═════ MATERIAL FOR THIS TASK
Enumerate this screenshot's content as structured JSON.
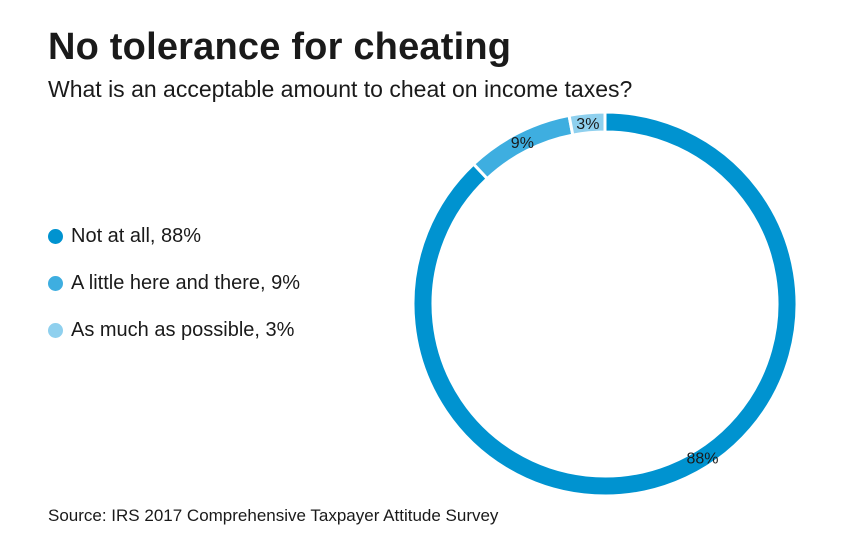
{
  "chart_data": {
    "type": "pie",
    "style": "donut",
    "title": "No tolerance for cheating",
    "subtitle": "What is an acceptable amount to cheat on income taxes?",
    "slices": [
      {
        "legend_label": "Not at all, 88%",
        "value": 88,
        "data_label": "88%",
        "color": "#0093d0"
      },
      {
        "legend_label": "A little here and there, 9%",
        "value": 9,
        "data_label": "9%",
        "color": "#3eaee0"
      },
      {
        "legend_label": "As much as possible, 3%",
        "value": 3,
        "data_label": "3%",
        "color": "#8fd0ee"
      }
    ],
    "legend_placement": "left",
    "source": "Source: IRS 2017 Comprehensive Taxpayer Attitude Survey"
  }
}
══════════
◆ **GIVEN REQUEST**
Using the material above, retype each entry exactly and omit the pictures.

◆ **FINISHED EXERCISE**
Enumerate this screenshot's content as structured JSON.
{
  "chart_data": {
    "type": "pie",
    "style": "donut",
    "title": "No tolerance for cheating",
    "subtitle": "What is an acceptable amount to cheat on income taxes?",
    "slices": [
      {
        "legend_label": "Not at all, 88%",
        "value": 88,
        "data_label": "88%",
        "color": "#0093d0"
      },
      {
        "legend_label": "A little here and there, 9%",
        "value": 9,
        "data_label": "9%",
        "color": "#3eaee0"
      },
      {
        "legend_label": "As much as possible, 3%",
        "value": 3,
        "data_label": "3%",
        "color": "#8fd0ee"
      }
    ],
    "legend_placement": "left",
    "source": "Source: IRS 2017 Comprehensive Taxpayer Attitude Survey"
  }
}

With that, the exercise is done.